→ **SELECTION**

□ □ □

Inflation Reduction Act Takes an All of the Above Approach to Climate Crisis

Originally published for customers August 10, 2022

What’s the issue?

At 755 pages, the Inflation Reduction Act, which passed a key Senate vote this past weekend and is now pending before the House, is an ambitious use of the tax code to encourage investment in renewable energy solutions in response to climate change issues. However, because it is a compromise between Senators Schumer and Manchin, it has a bit of something in there for everyone.

Why does it matter?

Understanding the provisions that may allow participation by more traditional energy companies, like pipelines, storage providers and producers, is important so that those companies can maximize the benefits provided in the proposed legislation.

What’s our view?

There are a number of provisions that may be of interest to storage providers and producers, but not nearly as many for pipeline companies as the focus of the bill for more traditional energy seems to be on carbon capture and storage, hydrogen and oil and gas leasing. There is a new fee imposed on oil and gas producers and pipelines if their methane emissions exceed a certain level, but our first look at it shows that it is not likely to have much of an impact on pipeline companies due to a netting provision found in the bill and what appears to be a fairly high threshold for pipelines.

 


At 755 pages, the Inflation Reduction Act, which passed a key Senate vote this past weekend and is now pending before the House, is an ambitious use of the tax code to encourage investment in renewable energy solutions in response to climate change issues. However, because it is a compromise between Senators Schumer and Manchin, it has a bit of something in there for everyone. Understanding the provisions that may allow participation by more traditional energy companies, like pipelines, storage providers and producers, is important so that those companies can maximize the benefits provided in the proposed legislation.

There are a number of provisions that may be of interest to storage providers and producers, but not nearly as many for pipeline companies as the focus of the bill for more traditional energy seems to be on carbon capture and storage, hydrogen and oil and gas leasing. There is a new fee imposed on oil and gas producers and pipelines if their methane emissions exceed a certain level, but our first look at it shows that it is not likely to have much of an impact on pipeline companies due to a netting provision found in the bill and what appears to be a fairly high threshold for pipelines.

□ □ □

→ **RECORDED DATA**
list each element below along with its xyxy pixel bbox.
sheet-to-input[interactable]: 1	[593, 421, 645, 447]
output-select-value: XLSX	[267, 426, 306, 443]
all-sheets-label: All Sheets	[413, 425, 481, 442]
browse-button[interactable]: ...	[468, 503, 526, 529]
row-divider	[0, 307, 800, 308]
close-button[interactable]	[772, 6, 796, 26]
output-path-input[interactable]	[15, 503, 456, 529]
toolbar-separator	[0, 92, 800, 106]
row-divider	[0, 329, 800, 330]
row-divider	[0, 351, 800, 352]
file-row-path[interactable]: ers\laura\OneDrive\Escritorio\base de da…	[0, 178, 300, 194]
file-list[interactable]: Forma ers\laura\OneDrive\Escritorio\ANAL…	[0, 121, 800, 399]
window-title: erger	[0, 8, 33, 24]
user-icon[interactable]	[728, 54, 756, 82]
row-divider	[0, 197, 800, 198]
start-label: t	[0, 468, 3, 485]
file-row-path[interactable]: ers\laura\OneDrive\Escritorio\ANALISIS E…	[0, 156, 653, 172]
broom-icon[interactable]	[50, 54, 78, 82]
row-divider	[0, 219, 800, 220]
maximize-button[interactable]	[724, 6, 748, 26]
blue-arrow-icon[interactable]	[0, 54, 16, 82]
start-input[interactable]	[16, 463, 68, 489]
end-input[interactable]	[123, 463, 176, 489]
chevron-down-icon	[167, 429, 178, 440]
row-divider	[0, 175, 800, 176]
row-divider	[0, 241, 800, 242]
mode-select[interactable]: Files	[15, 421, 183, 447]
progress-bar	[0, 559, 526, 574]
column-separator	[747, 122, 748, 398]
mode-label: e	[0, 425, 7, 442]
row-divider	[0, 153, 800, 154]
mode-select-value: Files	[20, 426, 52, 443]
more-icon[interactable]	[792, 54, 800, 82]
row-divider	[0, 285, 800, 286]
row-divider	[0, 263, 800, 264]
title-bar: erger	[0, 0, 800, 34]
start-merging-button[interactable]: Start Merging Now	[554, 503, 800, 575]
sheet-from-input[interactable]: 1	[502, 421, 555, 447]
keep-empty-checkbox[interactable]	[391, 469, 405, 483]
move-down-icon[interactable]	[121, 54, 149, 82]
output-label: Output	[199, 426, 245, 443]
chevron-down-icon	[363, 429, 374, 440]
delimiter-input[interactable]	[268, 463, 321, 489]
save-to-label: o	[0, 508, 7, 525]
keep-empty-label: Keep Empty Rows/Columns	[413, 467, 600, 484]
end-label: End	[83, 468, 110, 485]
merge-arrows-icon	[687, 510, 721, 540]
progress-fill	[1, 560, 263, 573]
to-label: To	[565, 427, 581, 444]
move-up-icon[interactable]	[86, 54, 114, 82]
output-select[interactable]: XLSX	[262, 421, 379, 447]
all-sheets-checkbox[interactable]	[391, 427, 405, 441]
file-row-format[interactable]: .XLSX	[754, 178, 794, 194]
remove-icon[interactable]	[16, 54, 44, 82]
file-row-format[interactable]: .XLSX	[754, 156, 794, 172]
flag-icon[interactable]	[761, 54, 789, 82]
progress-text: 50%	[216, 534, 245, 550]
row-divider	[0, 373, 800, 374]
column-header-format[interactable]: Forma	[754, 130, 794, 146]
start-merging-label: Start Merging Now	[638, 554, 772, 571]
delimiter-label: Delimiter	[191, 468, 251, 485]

□ □ □

→ **WRITTEN REQUEST**
Continue the Inflation Reduction Act analysis from where it stops, before the items.

→ **RESPONSE**
Key Energy Provisions of the Inflation Reduction Act

Late last month, Senators Schumer and Manchin announced that they had reached an agreement on a massive bill titled the Inflation Reduction Act. It is basically a slimmed down version of the Build Back Better bill that Democrats had been negotiating since President Biden took office. The bill addresses a number of contentious issues concerning taxation and drug prices, but the primary focus of the tax incentives found in the bill are being billed by Democrats as “the single biggest climate investment in U.S. history” that will put the U.S. “on a path to roughly 40% emissions reduction by 2030.”

While much of the bill’s incentives are for renewable energy, there are also incentives that could be advantageous for more traditional energy market participants, including an enhancement and extension of existing tax credits for carbon capture utilization and storage (CCUS), a new tax credit for clean hydrogen, and requirements that the federal government hold certain oil and gas lease auctions. There are two revenue streams in the bill, however, that also impact the oil and gas industry. First, the bill increases the royalties owed for oil and gas leases on federal lands. Second, it imposes a methane emissions fee for oil and gas producers and natural gas pipelines if their methane emissions exceed a minimum threshold.

 

Carbon Capture Utilization and Storage

The bill extends the period for eligibility under the existing tax credit for qualifying CCUS projects that commence construction before 2026 out to 2032. In addition, the bill includes a new feature that is being used for most tax credits it contains. The bill sets forth what is termed a base credit, but also includes an enhanced credit if certain prevailing wage and apprenticeship requirements are met. The enhanced credit is equal to five times the base credit. If a project can meet the wage and apprenticeship standards, the total credit rises from the current rate, which was slowly rising to $50 per ton by 2026 for CO2 captured for geological storage, to $85 per ton and for CO2 used for enhanced oil recovery from the current $35 per ton in 2026 to $60 per ton. Also the provision includes a new credit for direct air capture of CO2. That credit, if the wage and apprenticeship rules are met, would be $180 per ton if the CO2 is geologically stored and $130 per ton if it is used for enhanced oil recovery.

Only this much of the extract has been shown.